▶ Goal of the exercise: Copy out all lines that carry the word "بنجاح".

[A run of records]
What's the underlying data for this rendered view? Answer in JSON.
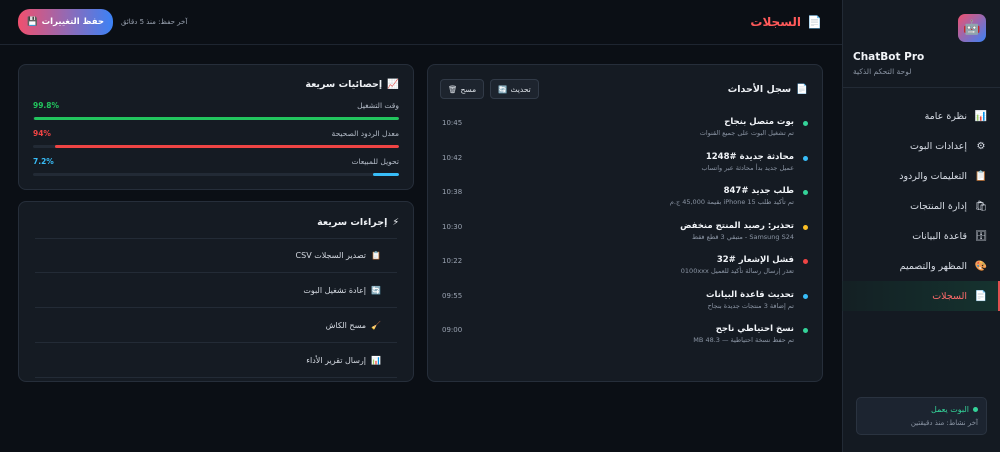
{
  "sidebar": {
    "brand_name": "ChatBot Pro",
    "brand_sub": "لوحة التحكم الذكية",
    "logo_icon": "robot-icon",
    "items": [
      {
        "label": "نظرة عامة",
        "icon": "chart-icon",
        "glyph": "📊"
      },
      {
        "label": "إعدادات البوت",
        "icon": "gear-icon",
        "glyph": "⚙"
      },
      {
        "label": "التعليمات والردود",
        "icon": "clipboard-icon",
        "glyph": "📋"
      },
      {
        "label": "إدارة المنتجات",
        "icon": "shopping-bags-icon",
        "glyph": "🛍"
      },
      {
        "label": "قاعدة البيانات",
        "icon": "database-icon",
        "glyph": "🗄"
      },
      {
        "label": "المظهر والتصميم",
        "icon": "palette-icon",
        "glyph": "🎨"
      },
      {
        "label": "السجلات",
        "icon": "document-icon",
        "glyph": "📄",
        "active": true
      }
    ],
    "status": {
      "label": "البوت يعمل",
      "sub": "آخر نشاط: منذ دقيقتين",
      "color": "#34d399"
    }
  },
  "header": {
    "title": "السجلات",
    "title_glyph": "📄",
    "save_label": "حفظ التغييرات",
    "save_glyph": "💾",
    "last_saved": "آخر حفظ: منذ 5 دقائق"
  },
  "events": {
    "title": "سجل الأحداث",
    "title_glyph": "📄",
    "refresh_label": "تحديث",
    "refresh_glyph": "🔄",
    "clear_label": "مسح",
    "clear_glyph": "🗑",
    "items": [
      {
        "title": "بوت متصل بنجاح",
        "desc": "تم تشغيل البوت على جميع القنوات",
        "time": "10:45",
        "color": "#34d399"
      },
      {
        "title": "محادثة جديدة #1248",
        "desc": "عميل جديد بدأ محادثة عبر واتساب",
        "time": "10:42",
        "color": "#38bdf8"
      },
      {
        "title": "طلب جديد #847",
        "desc": "تم تأكيد طلب iPhone 15 بقيمة 45,000 ج.م",
        "time": "10:38",
        "color": "#34d399"
      },
      {
        "title": "تحذير: رصيد المنتج منخفض",
        "desc": "Samsung S24 - متبقي 3 قطع فقط",
        "time": "10:30",
        "color": "#fbbf24"
      },
      {
        "title": "فشل الإشعار #32",
        "desc": "تعذر إرسال رسالة تأكيد للعميل 0100xxx",
        "time": "10:22",
        "color": "#ef4444"
      },
      {
        "title": "تحديث قاعدة البيانات",
        "desc": "تم إضافة 3 منتجات جديدة بنجاح",
        "time": "09:55",
        "color": "#38bdf8"
      },
      {
        "title": "نسخ احتياطي ناجح",
        "desc": "تم حفظ نسخة احتياطية — 48.3 MB",
        "time": "09:00",
        "color": "#34d399"
      }
    ]
  },
  "stats": {
    "title": "إحصائيات سريعة",
    "title_glyph": "📈",
    "items": [
      {
        "label": "وقت التشغيل",
        "value": "99.8%",
        "fraction": 0.998,
        "color": "#22c55e"
      },
      {
        "label": "معدل الردود الصحيحة",
        "value": "94%",
        "fraction": 0.94,
        "color": "#ef4444"
      },
      {
        "label": "تحويل للمبيعات",
        "value": "7.2%",
        "fraction": 0.072,
        "color": "#38bdf8"
      }
    ]
  },
  "actions": {
    "title": "إجراءات سريعة",
    "title_glyph": "⚡",
    "items": [
      {
        "label": "تصدير السجلات CSV",
        "icon": "clipboard-icon",
        "glyph": "📋"
      },
      {
        "label": "إعادة تشغيل البوت",
        "icon": "refresh-icon",
        "glyph": "🔄"
      },
      {
        "label": "مسح الكاش",
        "icon": "broom-icon",
        "glyph": "🧹"
      },
      {
        "label": "إرسال تقرير الأداء",
        "icon": "chart-icon",
        "glyph": "📊"
      }
    ]
  }
}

▶ Exercise solution:
        "title": "بوت متصل بنجاح",
        "desc": "تم إضافة 3 منتجات جديدة بنجاح",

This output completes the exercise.